Reproduce the abstract on regional and specialty differences in treating atherosclerotic renal artery stenosis word for word, in full.
BEGIN Reading text
Abstract 14746: Region and Physician Specialty Influence Medical Management of Atherosclerotic Renal Artery Stenosis
Introduction: A lack of consensus exists regarding the optimal treatment for patients with atherosclerotic renal artery stenosis (ARAS). Little is known about regional trends in medication use and how physician specialty influences the medical management of this population.
Hypothesis: Regional variability and physician specialty influence the medical management of ARAS.
Methods: Medication data was available for 932 patients from the CORAL trial (Cardiovascular Outcomes in Renal Atherosclerotic Lesions). The United States (US) was divided into the 4 federal census bureau regions: Midwest, Northeast, South and West. Medications were classified as lipid-lowering (statin), anti-platelet, and 10 anti-hypertensive categories. Physician specialty affiliation was hypertensionologist, interventional cardiologist (IC), interventional radiologist (IR), or vascular surgeon (VS).
END Reading text
BEGIN Listed entries
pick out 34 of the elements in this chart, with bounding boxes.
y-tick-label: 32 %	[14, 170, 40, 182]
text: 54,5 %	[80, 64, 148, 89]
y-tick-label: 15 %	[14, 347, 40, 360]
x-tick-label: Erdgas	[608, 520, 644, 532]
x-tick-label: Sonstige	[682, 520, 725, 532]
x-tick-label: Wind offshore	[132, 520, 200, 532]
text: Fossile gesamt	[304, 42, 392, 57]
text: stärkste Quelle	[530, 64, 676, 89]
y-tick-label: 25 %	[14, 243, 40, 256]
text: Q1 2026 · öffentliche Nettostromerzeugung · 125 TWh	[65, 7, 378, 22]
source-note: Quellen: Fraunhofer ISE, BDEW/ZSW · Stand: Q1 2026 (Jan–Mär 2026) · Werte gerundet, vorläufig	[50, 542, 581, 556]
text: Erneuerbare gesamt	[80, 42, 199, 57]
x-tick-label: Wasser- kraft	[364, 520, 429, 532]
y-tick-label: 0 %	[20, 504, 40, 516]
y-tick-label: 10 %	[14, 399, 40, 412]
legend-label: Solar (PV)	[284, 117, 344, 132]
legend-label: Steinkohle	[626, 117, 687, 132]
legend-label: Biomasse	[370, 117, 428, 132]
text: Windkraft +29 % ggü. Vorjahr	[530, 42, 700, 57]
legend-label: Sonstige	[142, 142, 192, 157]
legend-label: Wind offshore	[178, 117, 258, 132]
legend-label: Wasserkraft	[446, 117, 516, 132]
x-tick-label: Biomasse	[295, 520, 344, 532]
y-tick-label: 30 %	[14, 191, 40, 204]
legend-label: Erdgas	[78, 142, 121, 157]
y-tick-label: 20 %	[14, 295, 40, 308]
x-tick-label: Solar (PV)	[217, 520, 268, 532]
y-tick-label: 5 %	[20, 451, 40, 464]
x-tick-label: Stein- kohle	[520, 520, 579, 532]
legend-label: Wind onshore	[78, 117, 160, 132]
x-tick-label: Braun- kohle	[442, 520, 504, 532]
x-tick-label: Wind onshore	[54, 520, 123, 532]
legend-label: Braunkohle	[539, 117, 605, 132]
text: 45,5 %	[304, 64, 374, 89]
END Listed entries
(Final answer):
Abstract 14746: Region and Physician Specialty Influence Medical Management of Atherosclerotic Renal Artery Stenosis
Introduction: A lack of consensus exists regarding the optimal treatment for patients with atherosclerotic renal artery stenosis (ARAS). Little is known about regional trends in medication use and how physician specialty influences the medical management of this population.
Hypothesis: Regional variability and physician specialty influence the medical management of ARAS.
Methods: Medication data was available for 932 patients from the CORAL trial (Cardiovascular Outcomes in Renal Atherosclerotic Lesions). The United States (US) was divided into the 4 federal census bureau regions: Midwest, Northeast, South and West. Medications were classified as lipid-lowering (statin), anti-platelet, and 10 anti-hypertensive categories. Physician specialty affiliation was hypertensionologist, interventional cardiologist (IC), interventional radiologist (IR), or vascular surgeon (VS).